:: Task directions ::
Compute the number of lines that include the string "moon", then output that number and nothing else.

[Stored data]

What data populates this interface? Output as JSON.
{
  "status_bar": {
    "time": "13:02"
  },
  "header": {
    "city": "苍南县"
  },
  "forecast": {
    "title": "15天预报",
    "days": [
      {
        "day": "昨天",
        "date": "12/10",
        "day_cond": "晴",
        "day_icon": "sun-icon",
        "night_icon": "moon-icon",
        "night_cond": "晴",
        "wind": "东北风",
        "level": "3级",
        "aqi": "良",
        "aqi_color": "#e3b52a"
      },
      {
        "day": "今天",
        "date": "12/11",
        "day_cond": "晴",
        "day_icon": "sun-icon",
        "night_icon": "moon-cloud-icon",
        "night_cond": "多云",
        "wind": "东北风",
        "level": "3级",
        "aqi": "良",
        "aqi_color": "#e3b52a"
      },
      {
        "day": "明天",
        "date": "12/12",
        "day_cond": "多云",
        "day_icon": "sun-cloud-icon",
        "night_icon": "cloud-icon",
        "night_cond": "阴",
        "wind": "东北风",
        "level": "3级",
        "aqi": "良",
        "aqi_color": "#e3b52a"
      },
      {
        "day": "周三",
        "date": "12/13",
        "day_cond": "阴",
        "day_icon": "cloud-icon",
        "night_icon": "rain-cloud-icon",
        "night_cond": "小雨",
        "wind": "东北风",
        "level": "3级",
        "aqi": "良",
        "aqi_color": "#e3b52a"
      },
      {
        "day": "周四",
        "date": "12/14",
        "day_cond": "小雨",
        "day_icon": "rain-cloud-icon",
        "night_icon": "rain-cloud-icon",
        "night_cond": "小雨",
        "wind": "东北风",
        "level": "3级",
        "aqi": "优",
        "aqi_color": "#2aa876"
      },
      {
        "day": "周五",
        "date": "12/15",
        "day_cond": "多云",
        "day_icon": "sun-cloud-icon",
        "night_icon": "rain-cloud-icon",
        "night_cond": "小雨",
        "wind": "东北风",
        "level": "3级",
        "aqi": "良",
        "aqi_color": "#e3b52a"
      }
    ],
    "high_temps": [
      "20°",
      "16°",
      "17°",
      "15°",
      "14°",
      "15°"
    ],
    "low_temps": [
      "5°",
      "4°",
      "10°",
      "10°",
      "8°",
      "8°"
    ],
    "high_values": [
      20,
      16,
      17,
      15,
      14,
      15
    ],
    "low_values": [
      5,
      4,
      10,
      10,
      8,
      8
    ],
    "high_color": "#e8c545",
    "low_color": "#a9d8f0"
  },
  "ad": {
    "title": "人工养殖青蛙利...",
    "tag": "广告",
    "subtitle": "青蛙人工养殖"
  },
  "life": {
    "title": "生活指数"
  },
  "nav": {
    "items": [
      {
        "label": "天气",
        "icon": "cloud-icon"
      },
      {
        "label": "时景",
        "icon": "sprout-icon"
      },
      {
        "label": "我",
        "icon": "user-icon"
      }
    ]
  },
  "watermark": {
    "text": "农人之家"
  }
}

:: Answer to this task ::
2